▶ _Set task_
The records below must be output exactly, without pictures.

▶ _Supplied information_
START
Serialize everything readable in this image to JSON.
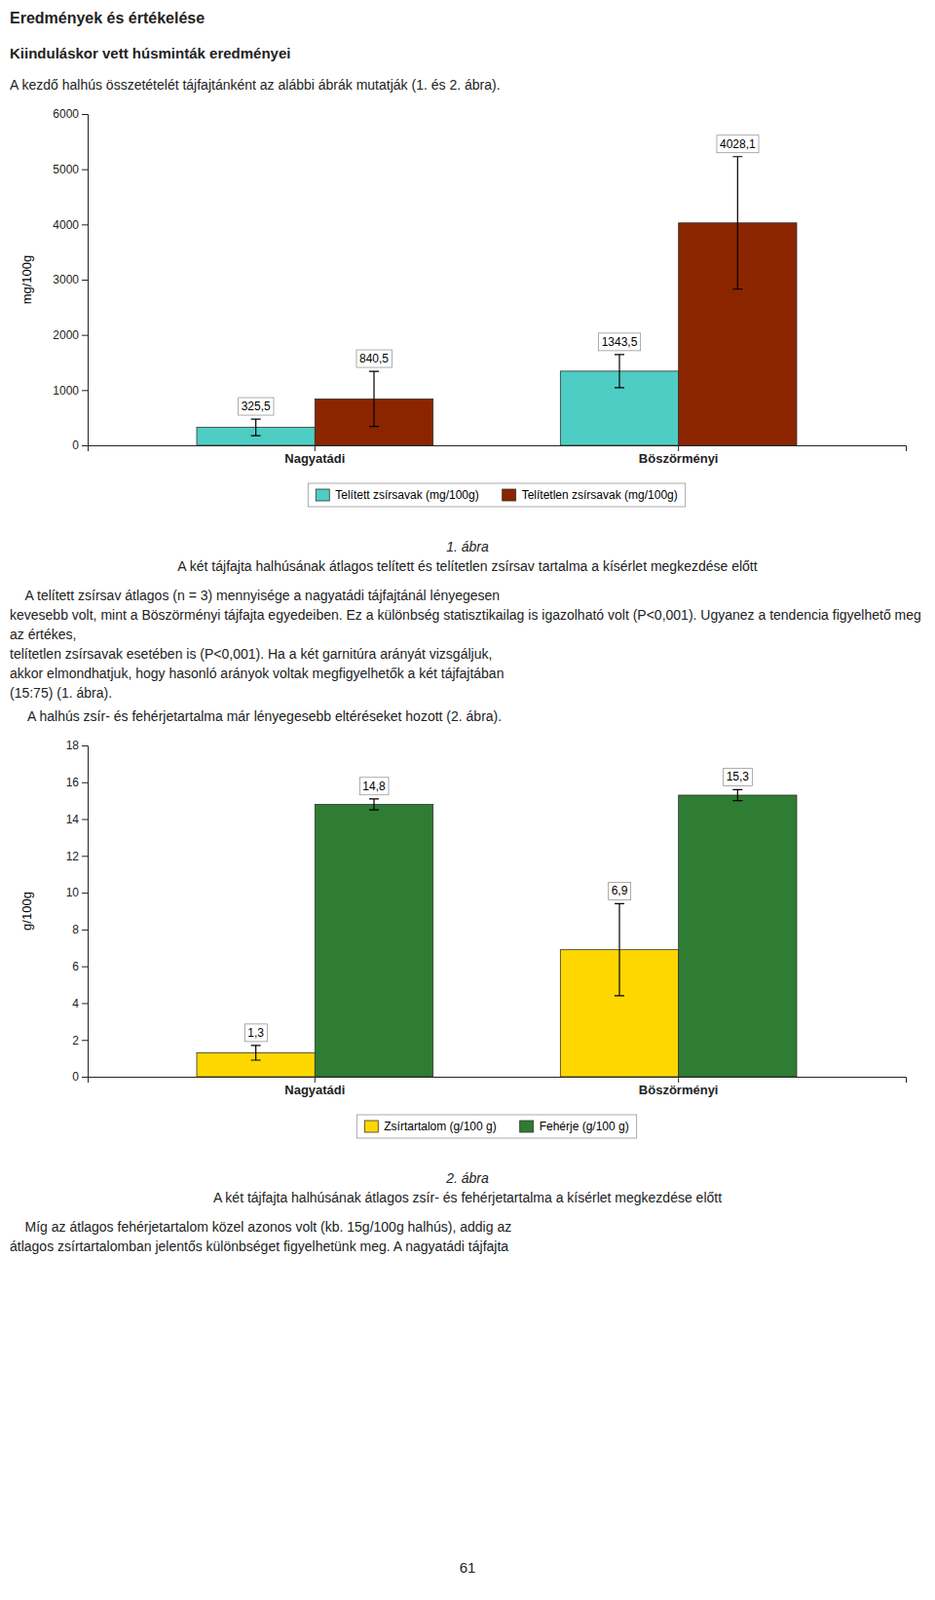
{
  "title": "Eredmények és értékelése",
  "subtitle": "Kiinduláskor vett húsminták eredményei",
  "annotations": [
    "A kezdő halhús összetételét tájfajtánként az alábbi ábrák mutatják (1. és 2. ábra).",
    "    A telített zsírsav átlagos (n = 3) mennyisége a nagyatádi tájfajtánál lényegesen",
    "kevesebb volt, mint a Böszörményi tájfajta egyedeiben. Ez a különbség statisztikailag is igazolható volt (P<0,001). Ugyanez a tendencia figyelhető meg az értékes,",
    "telítetlen zsírsavak esetében is (P<0,001). Ha a két garnitúra arányát vizsgáljuk,",
    "akkor elmondhatjuk, hogy hasonló arányok voltak megfigyelhetők a két tájfajtában",
    "(15:75) (1. ábra).",
    "A halhús zsír- és fehérjetartalma már lényegesebb eltéréseket hozott (2. ábra).",
    "    Míg az átlagos fehérjetartalom közel azonos volt (kb. 15g/100g halhús), addig az",
    "átlagos zsírtartalomban jelentős különbséget figyelhetünk meg. A nagyatádi tájfajta",
    "61"
  ],
  "chart_data": [
    {
      "type": "bar",
      "title": "1. ábra",
      "subtitle": "A két tájfajta halhúsának átlagos telített és telítetlen zsírsav tartalma a kísérlet megkezdése előtt",
      "y_label": "mg/100g",
      "categories": [
        "Nagyatádi",
        "Böszörményi"
      ],
      "series": [
        {
          "name": "Telített zsírsavak (mg/100g)",
          "color": "#4ECDC4",
          "values": [
            325.5,
            1343.5
          ],
          "errors": [
            150,
            300
          ],
          "value_labels": [
            "325,5",
            "1343,5"
          ]
        },
        {
          "name": "Telítetlen zsírsavak (mg/100g)",
          "color": "#8B2500",
          "values": [
            840.5,
            4028.1
          ],
          "errors": [
            500,
            1200
          ],
          "value_labels": [
            "840,5",
            "4028,1"
          ]
        }
      ],
      "ylim": [
        0,
        6000
      ],
      "yticks": [
        0,
        1000,
        2000,
        3000,
        4000,
        5000,
        6000
      ],
      "grid": false,
      "legend": "bottom",
      "data_labels": true
    },
    {
      "type": "bar",
      "title": "2. ábra",
      "subtitle": "A két tájfajta halhúsának átlagos zsír- és fehérjetartalma a kísérlet megkezdése előtt",
      "y_label": "g/100g",
      "categories": [
        "Nagyatádi",
        "Böszörményi"
      ],
      "series": [
        {
          "name": "Zsírtartalom (g/100 g)",
          "color": "#FFD700",
          "values": [
            1.3,
            6.9
          ],
          "errors": [
            0.4,
            2.5
          ],
          "value_labels": [
            "1,3",
            "6,9"
          ]
        },
        {
          "name": "Fehérje (g/100 g)",
          "color": "#2E7D32",
          "values": [
            14.8,
            15.3
          ],
          "errors": [
            0.3,
            0.3
          ],
          "value_labels": [
            "14,8",
            "15,3"
          ]
        }
      ],
      "ylim": [
        0,
        18
      ],
      "yticks": [
        0,
        2,
        4,
        6,
        8,
        10,
        12,
        14,
        16,
        18
      ],
      "grid": false,
      "legend": "bottom",
      "data_labels": true
    }
  ]
}
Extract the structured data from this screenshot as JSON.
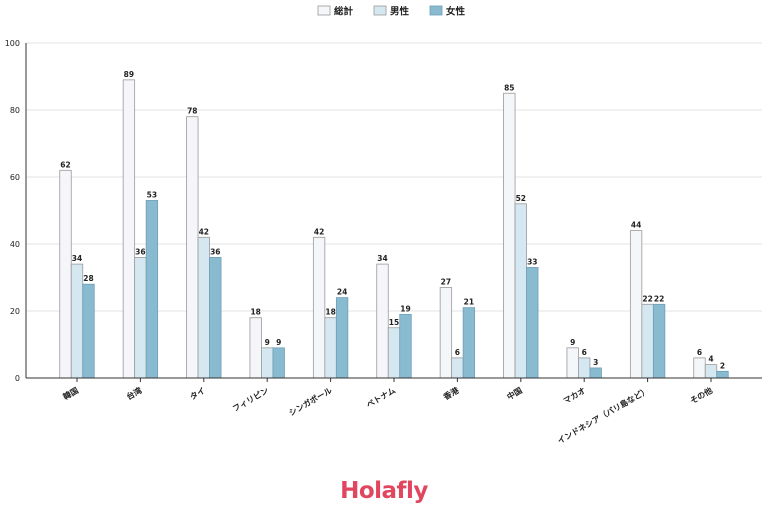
{
  "chart_data": {
    "type": "bar",
    "categories": [
      "韓国",
      "台湾",
      "タイ",
      "フィリピン",
      "シンガポール",
      "ベトナム",
      "香港",
      "中国",
      "マカオ",
      "インドネシア（バリ島など）",
      "その他"
    ],
    "series": [
      {
        "name": "総計",
        "values": [
          62,
          89,
          78,
          18,
          42,
          34,
          27,
          85,
          9,
          44,
          6
        ],
        "color": "#f5f6fa"
      },
      {
        "name": "男性",
        "values": [
          34,
          36,
          42,
          9,
          18,
          15,
          6,
          52,
          6,
          22,
          4
        ],
        "color": "#d5e8f1"
      },
      {
        "name": "女性",
        "values": [
          28,
          53,
          36,
          9,
          24,
          19,
          21,
          33,
          3,
          22,
          2
        ],
        "color": "#88bad0"
      }
    ],
    "ylim": [
      0,
      100
    ],
    "yticks": [
      0,
      20,
      40,
      60,
      80,
      100
    ],
    "grid": true,
    "legend_position": "top-center",
    "title": "",
    "xlabel": "",
    "ylabel": ""
  },
  "brand": {
    "logo_text": "Holafly",
    "color": "#e0475f"
  }
}
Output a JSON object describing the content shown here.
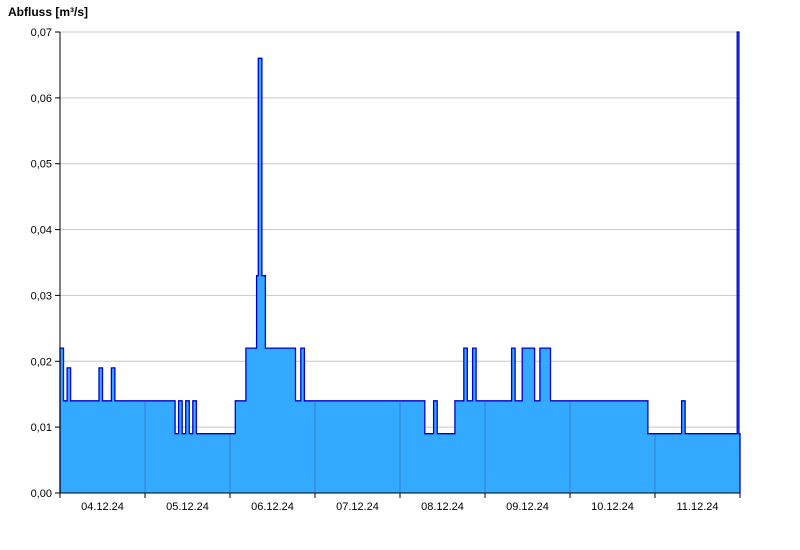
{
  "title": "Abfluss [m³/s]",
  "chart_data": {
    "type": "area",
    "mode": "step",
    "title": "Abfluss [m³/s]",
    "ylabel": "Abfluss [m³/s]",
    "unit": "m³/s",
    "ylim": [
      0,
      0.07
    ],
    "y_tick_values": [
      0,
      0.01,
      0.02,
      0.03,
      0.04,
      0.05,
      0.06,
      0.07
    ],
    "y_tick_labels": [
      "0,00",
      "0,01",
      "0,02",
      "0,03",
      "0,04",
      "0,05",
      "0,06",
      "0,07"
    ],
    "x_tick_labels": [
      "04.12.24",
      "05.12.24",
      "06.12.24",
      "07.12.24",
      "08.12.24",
      "09.12.24",
      "10.12.24",
      "11.12.24"
    ],
    "x_range_hours": [
      0,
      192
    ],
    "day_boundaries_hours": [
      24,
      48,
      72,
      96,
      120,
      144,
      168
    ],
    "grid": "horizontal",
    "legend": false,
    "colors": {
      "fill": "#33AAFF",
      "line": "#0000CC",
      "grid": "#C8C8C8",
      "axis": "#000000",
      "day_line": "#3A7FC2",
      "background": "#FFFFFF"
    },
    "series": [
      {
        "name": "Abfluss",
        "unit": "m³/s",
        "points_hours_value": [
          [
            0,
            0.022
          ],
          [
            1,
            0.014
          ],
          [
            2,
            0.019
          ],
          [
            3,
            0.014
          ],
          [
            11,
            0.019
          ],
          [
            12,
            0.014
          ],
          [
            14.5,
            0.019
          ],
          [
            15.5,
            0.014
          ],
          [
            32.5,
            0.009
          ],
          [
            33.5,
            0.014
          ],
          [
            34.5,
            0.009
          ],
          [
            35.5,
            0.014
          ],
          [
            36.5,
            0.009
          ],
          [
            37.5,
            0.014
          ],
          [
            38.5,
            0.009
          ],
          [
            49.5,
            0.014
          ],
          [
            52.5,
            0.022
          ],
          [
            55.5,
            0.033
          ],
          [
            56,
            0.066
          ],
          [
            57,
            0.033
          ],
          [
            58,
            0.022
          ],
          [
            66.5,
            0.014
          ],
          [
            68,
            0.022
          ],
          [
            69,
            0.014
          ],
          [
            103,
            0.009
          ],
          [
            105.5,
            0.014
          ],
          [
            106.5,
            0.009
          ],
          [
            111.5,
            0.014
          ],
          [
            114,
            0.022
          ],
          [
            115,
            0.014
          ],
          [
            116.5,
            0.022
          ],
          [
            117.5,
            0.014
          ],
          [
            127.5,
            0.022
          ],
          [
            128.5,
            0.014
          ],
          [
            130.5,
            0.022
          ],
          [
            134,
            0.014
          ],
          [
            135.5,
            0.022
          ],
          [
            138.5,
            0.014
          ],
          [
            166,
            0.009
          ],
          [
            175.5,
            0.014
          ],
          [
            176.5,
            0.009
          ],
          [
            191.2,
            0.07
          ],
          [
            191.7,
            0.009
          ]
        ]
      }
    ]
  }
}
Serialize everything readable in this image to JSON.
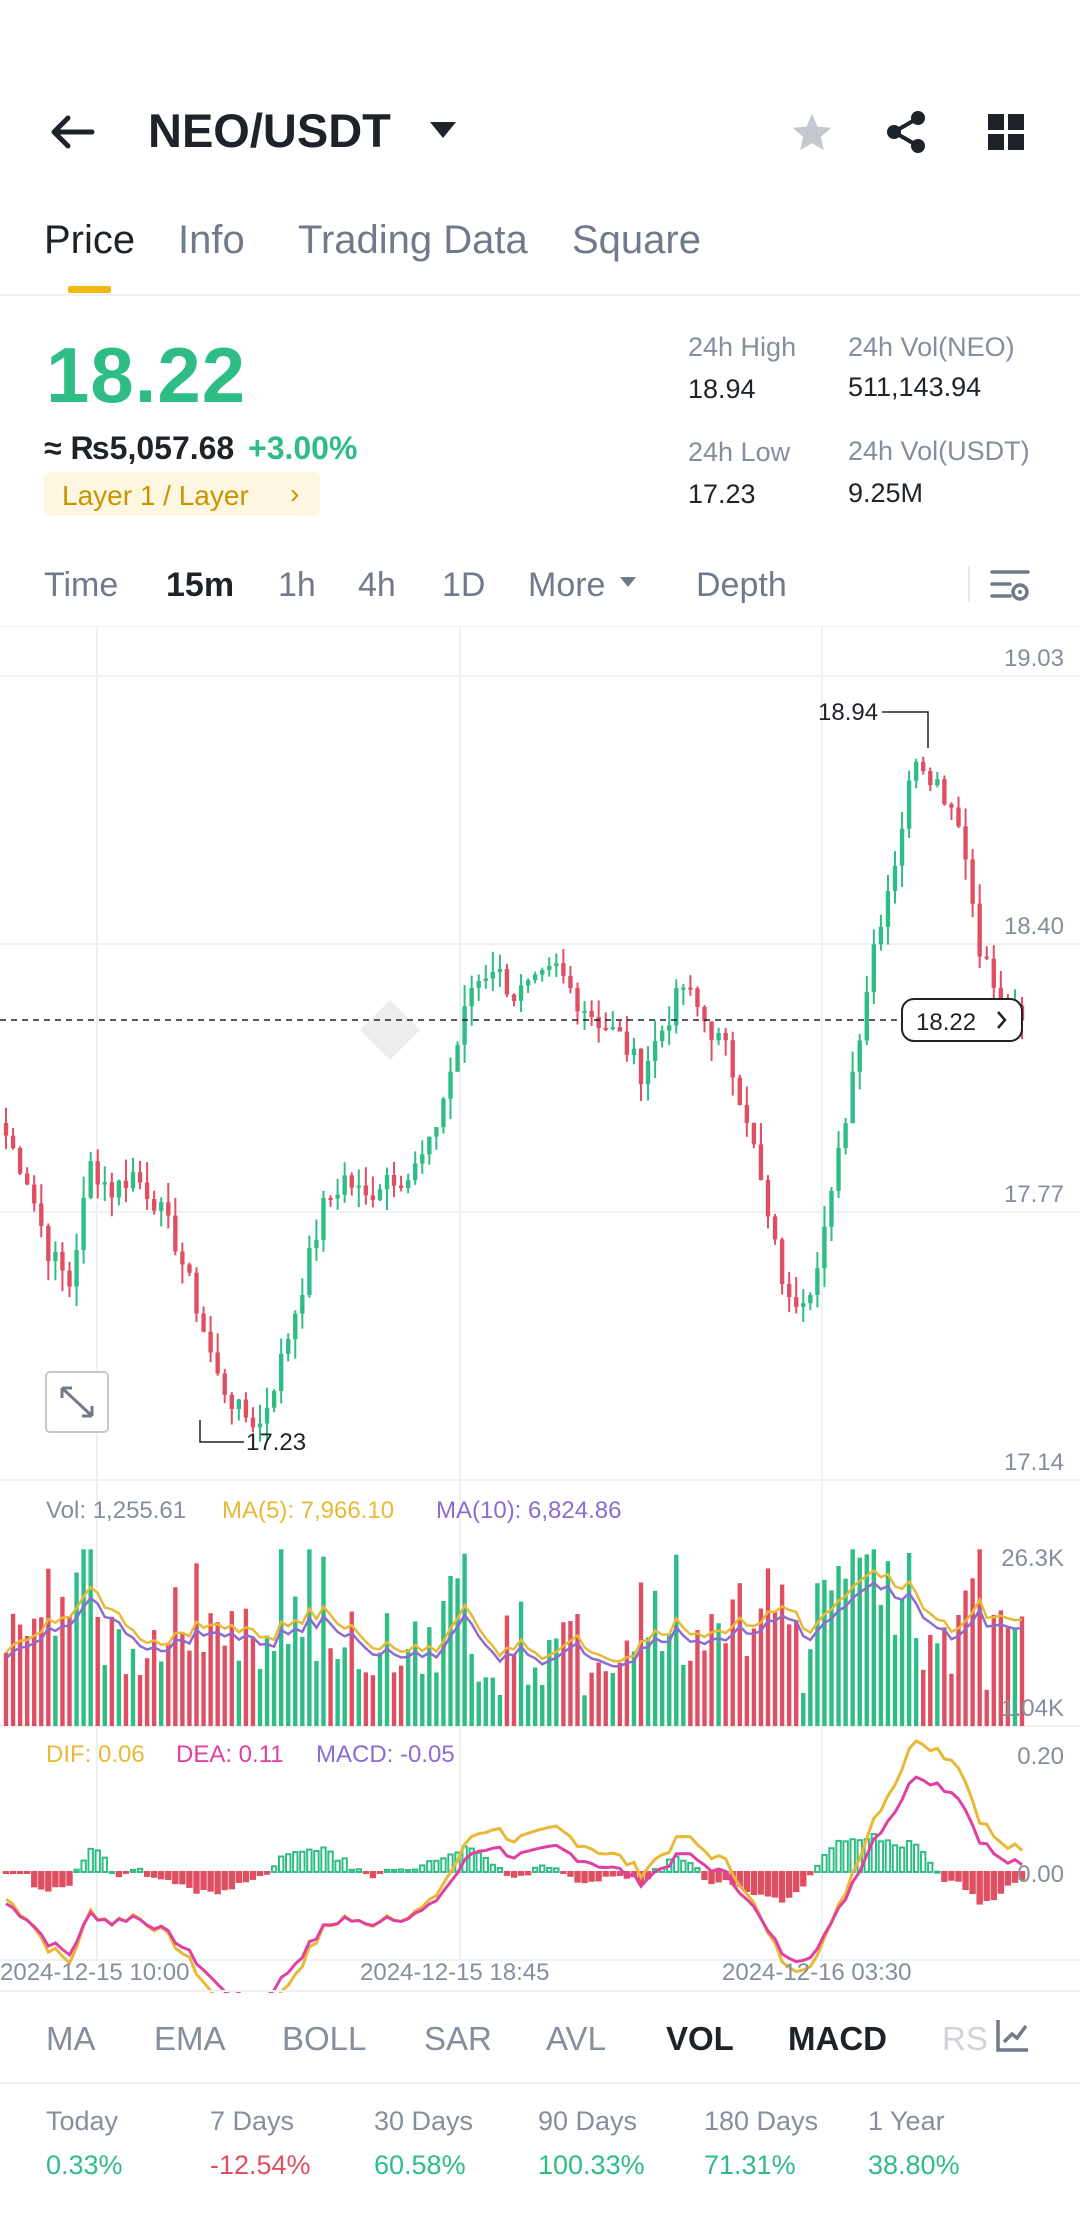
END
▶ _Answer_
Serialize everything readable in this image to JSON.
{
  "title": "Eredmények és értékelése",
  "subtitle": "Kiinduláskor vett húsminták eredményei",
  "annotations": [
    "A kezdő halhús összetételét tájfajtánként az alábbi ábrák mutatják (1. és 2. ábra).",
    "    A telített zsírsav átlagos (n = 3) mennyisége a nagyatádi tájfajtánál lényegesen",
    "kevesebb volt, mint a Böszörményi tájfajta egyedeiben. Ez a különbség statisztikailag is igazolható volt (P<0,001). Ugyanez a tendencia figyelhető meg az értékes,",
    "telítetlen zsírsavak esetében is (P<0,001). Ha a két garnitúra arányát vizsgáljuk,",
    "akkor elmondhatjuk, hogy hasonló arányok voltak megfigyelhetők a két tájfajtában",
    "(15:75) (1. ábra).",
    "A halhús zsír- és fehérjetartalma már lényegesebb eltéréseket hozott (2. ábra).",
    "    Míg az átlagos fehérjetartalom közel azonos volt (kb. 15g/100g halhús), addig az",
    "átlagos zsírtartalomban jelentős különbséget figyelhetünk meg. A nagyatádi tájfajta",
    "61"
  ],
  "chart_data": [
    {
      "type": "bar",
      "title": "1. ábra",
      "subtitle": "A két tájfajta halhúsának átlagos telített és telítetlen zsírsav tartalma a kísérlet megkezdése előtt",
      "y_label": "mg/100g",
      "categories": [
        "Nagyatádi",
        "Böszörményi"
      ],
      "series": [
        {
          "name": "Telített zsírsavak (mg/100g)",
          "color": "#4ECDC4",
          "values": [
            325.5,
            1343.5
          ],
          "errors": [
            150,
            300
          ],
          "value_labels": [
            "325,5",
            "1343,5"
          ]
        },
        {
          "name": "Telítetlen zsírsavak (mg/100g)",
          "color": "#8B2500",
          "values": [
            840.5,
            4028.1
          ],
          "errors": [
            500,
            1200
          ],
          "value_labels": [
            "840,5",
            "4028,1"
          ]
        }
      ],
      "ylim": [
        0,
        6000
      ],
      "yticks": [
        0,
        1000,
        2000,
        3000,
        4000,
        5000,
        6000
      ],
      "grid": false,
      "legend": "bottom",
      "data_labels": true
    },
    {
      "type": "bar",
      "title": "2. ábra",
      "subtitle": "A két tájfajta halhúsának átlagos zsír- és fehérjetartalma a kísérlet megkezdése előtt",
      "y_label": "g/100g",
      "categories": [
        "Nagyatádi",
        "Böszörményi"
      ],
      "series": [
        {
          "name": "Zsírtartalom (g/100 g)",
          "color": "#FFD700",
          "values": [
            1.3,
            6.9
          ],
          "errors": [
            0.4,
            2.5
          ],
          "value_labels": [
            "1,3",
            "6,9"
          ]
        },
        {
          "name": "Fehérje (g/100 g)",
          "color": "#2E7D32",
          "values": [
            14.8,
            15.3
          ],
          "errors": [
            0.3,
            0.3
          ],
          "value_labels": [
            "14,8",
            "15,3"
          ]
        }
      ],
      "ylim": [
        0,
        18
      ],
      "yticks": [
        0,
        2,
        4,
        6,
        8,
        10,
        12,
        14,
        16,
        18
      ],
      "grid": false,
      "legend": "bottom",
      "data_labels": true
    }
  ]
}
Extract the structured data from this screenshot as JSON.
{
  "chart_data": {
    "type": "bar",
    "categories": [
      "韓国",
      "台湾",
      "タイ",
      "フィリピン",
      "シンガポール",
      "ベトナム",
      "香港",
      "中国",
      "マカオ",
      "インドネシア（バリ島など）",
      "その他"
    ],
    "series": [
      {
        "name": "総計",
        "values": [
          62,
          89,
          78,
          18,
          42,
          34,
          27,
          85,
          9,
          44,
          6
        ],
        "color": "#f5f6fa"
      },
      {
        "name": "男性",
        "values": [
          34,
          36,
          42,
          9,
          18,
          15,
          6,
          52,
          6,
          22,
          4
        ],
        "color": "#d5e8f1"
      },
      {
        "name": "女性",
        "values": [
          28,
          53,
          36,
          9,
          24,
          19,
          21,
          33,
          3,
          22,
          2
        ],
        "color": "#88bad0"
      }
    ],
    "ylim": [
      0,
      100
    ],
    "yticks": [
      0,
      20,
      40,
      60,
      80,
      100
    ],
    "grid": true,
    "legend_position": "top-center",
    "title": "",
    "xlabel": "",
    "ylabel": ""
  },
  "brand": {
    "logo_text": "Holafly",
    "color": "#e0475f"
  }
}
Output a JSON object describing the content shown here.
{
  "title": "Abfluss [m³/s]",
  "chart_data": {
    "type": "area",
    "mode": "step",
    "title": "Abfluss [m³/s]",
    "ylabel": "Abfluss [m³/s]",
    "unit": "m³/s",
    "ylim": [
      0,
      0.07
    ],
    "y_tick_values": [
      0,
      0.01,
      0.02,
      0.03,
      0.04,
      0.05,
      0.06,
      0.07
    ],
    "y_tick_labels": [
      "0,00",
      "0,01",
      "0,02",
      "0,03",
      "0,04",
      "0,05",
      "0,06",
      "0,07"
    ],
    "x_tick_labels": [
      "04.12.24",
      "05.12.24",
      "06.12.24",
      "07.12.24",
      "08.12.24",
      "09.12.24",
      "10.12.24",
      "11.12.24"
    ],
    "x_range_hours": [
      0,
      192
    ],
    "day_boundaries_hours": [
      24,
      48,
      72,
      96,
      120,
      144,
      168
    ],
    "grid": "horizontal",
    "legend": false,
    "colors": {
      "fill": "#33AAFF",
      "line": "#0000CC",
      "grid": "#C8C8C8",
      "axis": "#000000",
      "day_line": "#3A7FC2",
      "background": "#FFFFFF"
    },
    "series": [
      {
        "name": "Abfluss",
        "unit": "m³/s",
        "points_hours_value": [
          [
            0,
            0.022
          ],
          [
            1,
            0.014
          ],
          [
            2,
            0.019
          ],
          [
            3,
            0.014
          ],
          [
            11,
            0.019
          ],
          [
            12,
            0.014
          ],
          [
            14.5,
            0.019
          ],
          [
            15.5,
            0.014
          ],
          [
            32.5,
            0.009
          ],
          [
            33.5,
            0.014
          ],
          [
            34.5,
            0.009
          ],
          [
            35.5,
            0.014
          ],
          [
            36.5,
            0.009
          ],
          [
            37.5,
            0.014
          ],
          [
            38.5,
            0.009
          ],
          [
            49.5,
            0.014
          ],
          [
            52.5,
            0.022
          ],
          [
            55.5,
            0.033
          ],
          [
            56,
            0.066
          ],
          [
            57,
            0.033
          ],
          [
            58,
            0.022
          ],
          [
            66.5,
            0.014
          ],
          [
            68,
            0.022
          ],
          [
            69,
            0.014
          ],
          [
            103,
            0.009
          ],
          [
            105.5,
            0.014
          ],
          [
            106.5,
            0.009
          ],
          [
            111.5,
            0.014
          ],
          [
            114,
            0.022
          ],
          [
            115,
            0.014
          ],
          [
            116.5,
            0.022
          ],
          [
            117.5,
            0.014
          ],
          [
            127.5,
            0.022
          ],
          [
            128.5,
            0.014
          ],
          [
            130.5,
            0.022
          ],
          [
            134,
            0.014
          ],
          [
            135.5,
            0.022
          ],
          [
            138.5,
            0.014
          ],
          [
            166,
            0.009
          ],
          [
            175.5,
            0.014
          ],
          [
            176.5,
            0.009
          ],
          [
            191.2,
            0.07
          ],
          [
            191.7,
            0.009
          ]
        ]
      }
    ]
  }
}
Serialize everything readable in this image to JSON.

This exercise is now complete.